**Data provided:**
<<<<

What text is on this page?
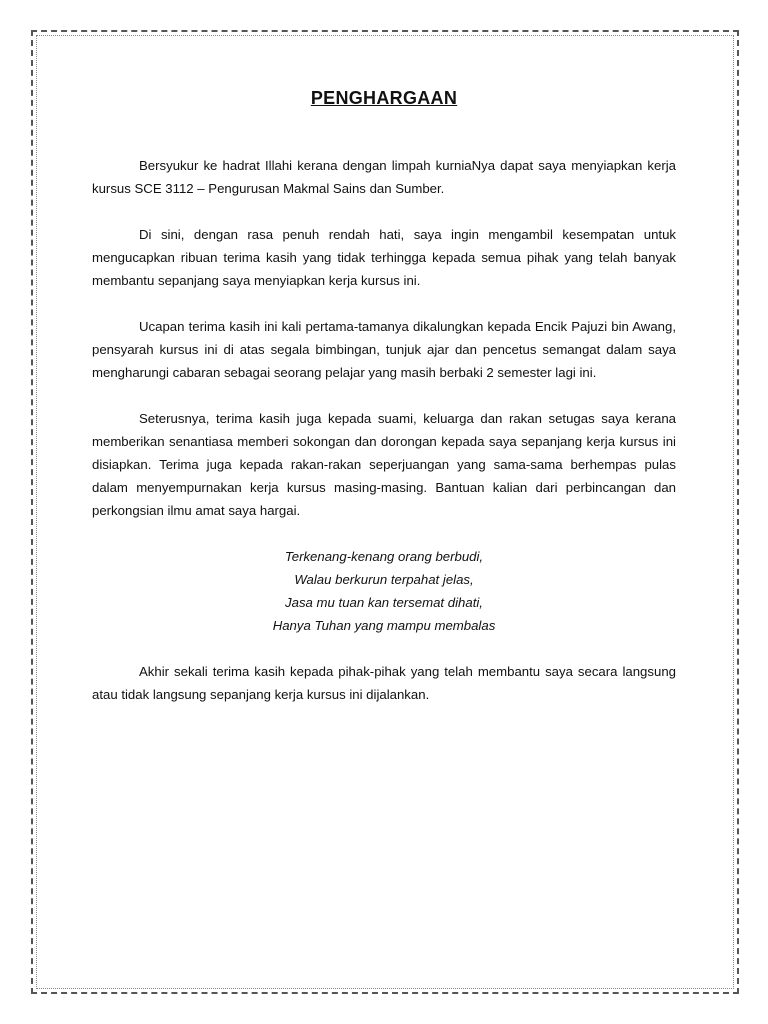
PENGHARGAAN

Bersyukur ke hadrat Illahi kerana dengan limpah kurniaNya dapat saya menyiapkan kerja kursus SCE 3112 – Pengurusan Makmal Sains dan Sumber.

Di sini, dengan rasa penuh rendah hati, saya ingin mengambil kesempatan untuk mengucapkan ribuan terima kasih yang tidak terhingga kepada semua pihak yang telah banyak membantu sepanjang saya menyiapkan kerja kursus ini.

Ucapan terima kasih ini kali pertama-tamanya dikalungkan kepada Encik Pajuzi bin Awang, pensyarah kursus ini di atas segala bimbingan, tunjuk ajar dan pencetus semangat dalam saya mengharungi cabaran sebagai seorang pelajar yang masih berbaki 2 semester lagi ini.

Seterusnya, terima kasih juga kepada suami, keluarga dan rakan setugas saya kerana memberikan senantiasa memberi sokongan dan dorongan kepada saya sepanjang kerja kursus ini disiapkan. Terima juga kepada rakan-rakan seperjuangan yang sama-sama berhempas pulas dalam menyempurnakan kerja kursus masing-masing. Bantuan kalian dari perbincangan dan perkongsian ilmu amat saya hargai.

Terkenang-kenang orang berbudi,
Walau berkurun terpahat jelas,
Jasa mu tuan kan tersemat dihati,
Hanya Tuhan yang mampu membalas

Akhir sekali terima kasih kepada pihak-pihak yang telah membantu saya secara langsung atau tidak langsung sepanjang kerja kursus ini dijalankan.
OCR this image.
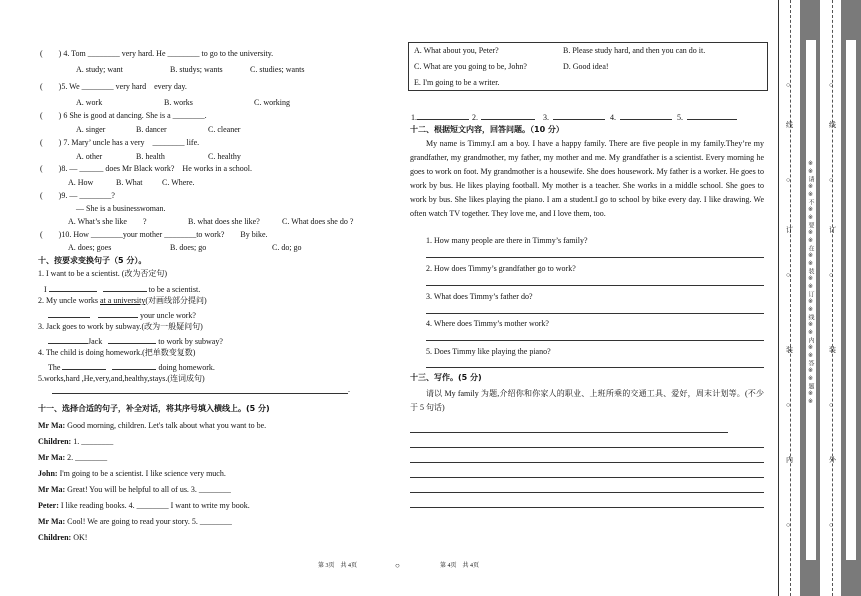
(　　) 4. Tom ________ very hard. He ________ to go to the university.
A. study; want	B. studys; wants	C. studies; wants
(　　)5. We ________ very hard　every day.
A. work	B. works	C. working
(　　) 6 She is good at dancing. She is a ________.
A. singer	B. dancer	C. cleaner
(　　) 7. Mary’ uncle has a very　________ life.
A. other	B. health	C. healthy
(　　)8. — ______ does Mr Black work?　He works in a school.
A. How	B. What C. Where.
(　　)9. — ________?
— She is a businesswoman.
A. What’s she like　　?	B. what does she like?	C. What does she do ?
(　　)10. How ________your mother ________to work?　　By bike.
A. does; goes	B. does; go	C. do; go
十、按要求变换句子（5 分）。
1. I want to be a scientist. (改为否定句)
I	to be a scientist.
2. My uncle works at a university(对画线部分提问)
your uncle work?
3. Jack goes to work by subway.(改为一般疑问句)
Jack	to work by subway?
4. The child is doing homework.(把单数变复数)
The	doing homework.
5.works,hard ,He,very,and,healthy,stays.(连词成句)
.
十一、选择合适的句子，补全对话，将其序号填入横线上。(5 分)
Mr Ma: Good morning, children. Let's talk about what you want to be.
Children: 1. ________
Mr Ma: 2. ________
John: I'm going to be a scientist. I like science very much.
Mr Ma: Great! You will be helpful to all of us. 3. ________
Peter: I like reading books. 4. ________ I want to write my book.
Mr Ma: Cool! We are going to read your story. 5. ________
Children: OK!
第 3页　共 4页	○
A. What about you, Peter?	B. Please study hard, and then you can do it.
C. What are you going to be, John?	D. Good idea!
E. I'm going to be a writer.
1.	2.	3.	4.	5.
十二、根据短文内容，回答问题。（10 分）
My name is Timmy.I am a boy. I have a happy family. There are five people in my family.They’re my grandfather, my grandmother, my father, my mother and me. My grandfather is a scientist. Every morning he goes to work on foot. My grandmother is a housewife. She does housework. My father is a worker. He goes to work by bus. He likes playing football. My mother is a teacher. She works in a middle school. She goes to work by bus. She likes playing the piano. I am a student.I go to school by bike every day. I like drawing. We often watch TV together. They love me, and I love them, too.
1. How many people are there in Timmy’s family?
2. How does Timmy’s grandfather go to work?
3. What does Timmy’s father do?
4. Where does Timmy’s mother work?
5. Does Timmy like playing the piano?
十三、写作。(5 分)
请以 My family 为题,介绍你和你家人的职业、上班所乘的交通工具、爱好，周末计划等。(不少于 5 句话)
第 4页　共 4页
※※请※※不※※要※※在※※装※※订※※线※※内※※答※※题※※
○
线
○
订
○
装
○
内
○
○
线
○
订
○
装
○
外
○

>>>>

**Aim:** What is the number of lines in this listing that contain the word "about"? Answer with that number and nothing else.

**Response to this task:** 2